◆ **Text segment**

■ ■ ■ ■ ■

Big flappy greatcoats, baggy trousers and
voodoo charms… that is what fashionable men will be wearing next autumn
and
winter if the Paris catwalks are anything to go by.
As men’s fashion week wound up Sunday in the French capital, some clear
trends were emerging for the months ahead, not least that black is back
with a
vengeance.
From Dior to Givenchy and Yamamoto and Rynshu, it was everywhere in velvet,
leather and wool, often combined with red check, the style touch of the
season.
But the trend that dwarves all others is for big and baggy. Small families
could settle down for the night inside many of the overcoats that have come
flapping down the runways this week.
Raf Simons went hyper-supersized with enormous puffa jackets, Off-White’s
coats were so long they were almost adult sleep suits and Rick Owens went
and
created an actual sleeping bag coat, all riffing on the idea that the modern
male needed comforting and somewhere to hide.
Watch out too for overlong sleeves that reach almost to the fingernails
and
rich, silky purples that appeared most memorably in Dries Van Noten’s
gorgeous
macks and peacock and serpent pattern coats.
Pink — which in the 19th century was seen as the most masculine of
colours
before it was lost to bubblegum girliness — has made a tentative comeback
too.
It adorned the collars of Givenchy’s coolest jackets, Julien David used
it
for his most cuddly coats, and it was everywhere in Pigalle’s panorama of
pastels.
Hermes tried to take a little of the taboo away by making theirs almost
raspberry, while Officine Generale hid their pinks behind blacks and greys.
Another longtime style no-no, the lumberjack jacket, may also be about to
be brought in from the cold, meekly making an entrance in Valentino and
getting a glamorous makeover by Dior.

■ ■ ■ ■ ■

[Dataset records]
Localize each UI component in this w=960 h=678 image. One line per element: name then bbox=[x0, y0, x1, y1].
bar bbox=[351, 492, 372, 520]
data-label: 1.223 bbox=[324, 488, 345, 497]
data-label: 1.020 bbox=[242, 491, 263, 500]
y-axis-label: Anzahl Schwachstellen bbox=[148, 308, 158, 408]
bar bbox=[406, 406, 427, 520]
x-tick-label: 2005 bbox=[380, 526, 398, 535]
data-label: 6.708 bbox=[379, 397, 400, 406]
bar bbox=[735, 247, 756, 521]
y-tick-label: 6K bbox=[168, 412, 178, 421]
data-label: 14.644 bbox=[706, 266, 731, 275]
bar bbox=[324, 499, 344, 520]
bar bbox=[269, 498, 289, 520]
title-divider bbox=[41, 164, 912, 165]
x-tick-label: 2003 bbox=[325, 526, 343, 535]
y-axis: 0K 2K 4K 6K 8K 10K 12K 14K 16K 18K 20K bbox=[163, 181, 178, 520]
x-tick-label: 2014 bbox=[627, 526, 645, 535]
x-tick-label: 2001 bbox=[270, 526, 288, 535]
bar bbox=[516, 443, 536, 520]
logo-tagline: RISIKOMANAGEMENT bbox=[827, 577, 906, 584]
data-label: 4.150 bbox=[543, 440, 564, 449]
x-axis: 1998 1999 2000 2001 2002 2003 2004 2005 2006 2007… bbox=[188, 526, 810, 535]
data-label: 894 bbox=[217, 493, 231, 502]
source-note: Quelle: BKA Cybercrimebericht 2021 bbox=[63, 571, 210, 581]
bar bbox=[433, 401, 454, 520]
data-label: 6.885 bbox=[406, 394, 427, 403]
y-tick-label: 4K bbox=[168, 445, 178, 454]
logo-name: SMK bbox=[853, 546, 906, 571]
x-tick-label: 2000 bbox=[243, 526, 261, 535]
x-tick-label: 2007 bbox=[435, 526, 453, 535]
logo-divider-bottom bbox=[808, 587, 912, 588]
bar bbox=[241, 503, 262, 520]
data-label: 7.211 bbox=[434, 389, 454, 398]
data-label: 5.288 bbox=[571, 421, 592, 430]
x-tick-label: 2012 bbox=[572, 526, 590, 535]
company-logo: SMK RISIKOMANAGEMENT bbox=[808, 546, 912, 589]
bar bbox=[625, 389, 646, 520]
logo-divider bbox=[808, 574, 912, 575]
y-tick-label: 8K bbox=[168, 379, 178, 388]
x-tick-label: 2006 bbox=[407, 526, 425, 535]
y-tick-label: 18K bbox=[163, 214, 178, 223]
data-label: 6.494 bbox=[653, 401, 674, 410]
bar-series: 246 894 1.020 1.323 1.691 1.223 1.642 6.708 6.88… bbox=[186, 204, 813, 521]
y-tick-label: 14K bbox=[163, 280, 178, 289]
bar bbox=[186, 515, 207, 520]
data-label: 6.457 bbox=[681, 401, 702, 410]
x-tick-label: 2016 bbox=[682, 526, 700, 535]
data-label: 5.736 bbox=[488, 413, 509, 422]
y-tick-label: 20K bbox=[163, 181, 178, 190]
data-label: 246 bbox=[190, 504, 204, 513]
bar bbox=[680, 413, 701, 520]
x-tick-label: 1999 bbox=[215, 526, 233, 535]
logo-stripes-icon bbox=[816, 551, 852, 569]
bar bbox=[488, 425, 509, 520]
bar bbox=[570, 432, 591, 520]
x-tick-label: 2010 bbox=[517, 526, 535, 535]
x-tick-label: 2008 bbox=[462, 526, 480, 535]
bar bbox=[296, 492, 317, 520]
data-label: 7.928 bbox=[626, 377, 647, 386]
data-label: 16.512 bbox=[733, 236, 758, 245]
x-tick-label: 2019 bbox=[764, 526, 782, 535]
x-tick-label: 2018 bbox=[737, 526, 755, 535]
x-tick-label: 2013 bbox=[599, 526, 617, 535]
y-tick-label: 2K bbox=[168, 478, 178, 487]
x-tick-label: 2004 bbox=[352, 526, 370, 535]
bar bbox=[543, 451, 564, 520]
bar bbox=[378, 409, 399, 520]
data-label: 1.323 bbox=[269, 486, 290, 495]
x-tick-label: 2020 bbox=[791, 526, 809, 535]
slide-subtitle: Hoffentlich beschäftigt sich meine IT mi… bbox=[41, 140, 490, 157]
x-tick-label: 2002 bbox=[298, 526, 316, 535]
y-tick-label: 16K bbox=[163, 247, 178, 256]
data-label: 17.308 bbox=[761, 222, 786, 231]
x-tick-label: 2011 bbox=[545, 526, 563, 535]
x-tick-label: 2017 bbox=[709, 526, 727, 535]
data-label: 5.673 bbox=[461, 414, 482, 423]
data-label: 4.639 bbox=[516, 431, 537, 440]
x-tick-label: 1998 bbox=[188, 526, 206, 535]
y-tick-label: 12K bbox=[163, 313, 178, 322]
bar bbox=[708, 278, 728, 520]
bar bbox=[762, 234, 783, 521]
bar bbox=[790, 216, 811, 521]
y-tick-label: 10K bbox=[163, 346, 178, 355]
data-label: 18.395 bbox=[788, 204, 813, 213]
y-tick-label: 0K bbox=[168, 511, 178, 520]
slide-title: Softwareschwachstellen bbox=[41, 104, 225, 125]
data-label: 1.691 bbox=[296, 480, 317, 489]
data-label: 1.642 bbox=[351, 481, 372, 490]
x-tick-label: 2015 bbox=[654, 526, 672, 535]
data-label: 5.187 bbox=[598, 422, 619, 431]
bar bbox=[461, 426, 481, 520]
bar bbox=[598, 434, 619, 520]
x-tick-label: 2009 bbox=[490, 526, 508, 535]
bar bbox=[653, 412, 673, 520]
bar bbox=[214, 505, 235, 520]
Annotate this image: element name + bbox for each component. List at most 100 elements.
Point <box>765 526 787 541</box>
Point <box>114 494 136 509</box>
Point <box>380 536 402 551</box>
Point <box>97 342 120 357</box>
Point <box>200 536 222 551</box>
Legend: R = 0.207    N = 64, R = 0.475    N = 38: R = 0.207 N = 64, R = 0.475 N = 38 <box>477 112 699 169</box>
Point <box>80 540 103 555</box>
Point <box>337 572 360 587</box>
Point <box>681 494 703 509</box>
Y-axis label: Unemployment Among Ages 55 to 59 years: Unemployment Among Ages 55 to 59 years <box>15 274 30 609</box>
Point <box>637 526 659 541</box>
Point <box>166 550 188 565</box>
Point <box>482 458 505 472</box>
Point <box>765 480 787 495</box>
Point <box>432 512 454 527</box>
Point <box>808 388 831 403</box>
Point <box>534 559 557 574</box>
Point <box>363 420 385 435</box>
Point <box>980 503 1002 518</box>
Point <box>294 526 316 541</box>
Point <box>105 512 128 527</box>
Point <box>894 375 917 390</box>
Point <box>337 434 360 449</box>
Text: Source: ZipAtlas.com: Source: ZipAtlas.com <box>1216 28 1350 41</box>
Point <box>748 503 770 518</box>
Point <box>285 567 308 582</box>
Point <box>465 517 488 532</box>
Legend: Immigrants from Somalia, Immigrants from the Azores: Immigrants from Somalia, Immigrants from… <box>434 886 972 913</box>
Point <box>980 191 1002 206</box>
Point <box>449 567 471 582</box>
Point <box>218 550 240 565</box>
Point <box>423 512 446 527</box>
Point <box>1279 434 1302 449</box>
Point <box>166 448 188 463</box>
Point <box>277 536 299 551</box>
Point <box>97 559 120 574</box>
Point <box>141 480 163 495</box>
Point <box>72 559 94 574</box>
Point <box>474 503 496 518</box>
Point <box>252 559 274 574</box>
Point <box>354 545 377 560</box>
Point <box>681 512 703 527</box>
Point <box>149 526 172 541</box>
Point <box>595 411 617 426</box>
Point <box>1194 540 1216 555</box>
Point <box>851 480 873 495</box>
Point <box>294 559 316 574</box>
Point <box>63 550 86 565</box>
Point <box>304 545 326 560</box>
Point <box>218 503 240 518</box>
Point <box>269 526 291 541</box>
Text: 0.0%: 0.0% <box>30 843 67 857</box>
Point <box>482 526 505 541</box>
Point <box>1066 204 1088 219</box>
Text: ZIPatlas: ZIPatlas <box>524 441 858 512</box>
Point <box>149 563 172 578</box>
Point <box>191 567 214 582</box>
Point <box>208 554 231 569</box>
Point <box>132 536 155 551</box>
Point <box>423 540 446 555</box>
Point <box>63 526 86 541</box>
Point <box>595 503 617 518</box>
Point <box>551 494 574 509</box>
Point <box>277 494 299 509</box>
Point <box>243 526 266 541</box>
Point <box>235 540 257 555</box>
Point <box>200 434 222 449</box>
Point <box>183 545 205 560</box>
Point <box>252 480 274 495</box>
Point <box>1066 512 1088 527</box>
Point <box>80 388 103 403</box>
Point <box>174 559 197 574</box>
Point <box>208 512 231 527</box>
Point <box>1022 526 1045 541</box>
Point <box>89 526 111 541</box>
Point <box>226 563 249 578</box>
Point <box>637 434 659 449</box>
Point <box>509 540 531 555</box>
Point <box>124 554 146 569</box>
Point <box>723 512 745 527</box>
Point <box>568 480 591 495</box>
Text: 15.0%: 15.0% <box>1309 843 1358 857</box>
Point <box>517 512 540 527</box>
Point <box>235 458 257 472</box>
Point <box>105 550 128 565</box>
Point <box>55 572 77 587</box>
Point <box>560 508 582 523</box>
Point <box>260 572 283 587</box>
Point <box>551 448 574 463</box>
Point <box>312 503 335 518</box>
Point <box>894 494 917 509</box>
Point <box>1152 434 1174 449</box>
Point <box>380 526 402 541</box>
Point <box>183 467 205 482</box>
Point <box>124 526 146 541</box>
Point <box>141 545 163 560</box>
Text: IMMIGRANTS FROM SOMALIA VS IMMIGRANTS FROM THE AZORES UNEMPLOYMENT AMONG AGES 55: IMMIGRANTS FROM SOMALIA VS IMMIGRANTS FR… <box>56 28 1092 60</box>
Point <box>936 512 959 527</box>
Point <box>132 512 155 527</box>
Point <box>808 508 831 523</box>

■ ■ ■ ■ ■

◆ **Parts of the exercise**
• 1. Which designers or fashion houses does the text on Paris men's fashion week say used pink? List each one.
• 2. Please extract the stretch from "Pink — which" through "blacks and greys." in the text on Paris men's fashion week.

◆ **Task-by-task solutions**
• 1.
Givenchy
Julien David
Pigalle
Hermes
Officine Generale

• 2.
Pink — which in the 19th century was seen as the most masculine of
colours
before it was lost to bubblegum girliness — has made a tentative comeback
too.
It adorned the collars of Givenchy’s coolest jackets, Julien David used
it
for his most cuddly coats, and it was everywhere in Pigalle’s panorama of
pastels.
Hermes tried to take a little of the taboo away by making theirs almost
raspberry, while Officine Generale hid their pinks behind blacks and greys.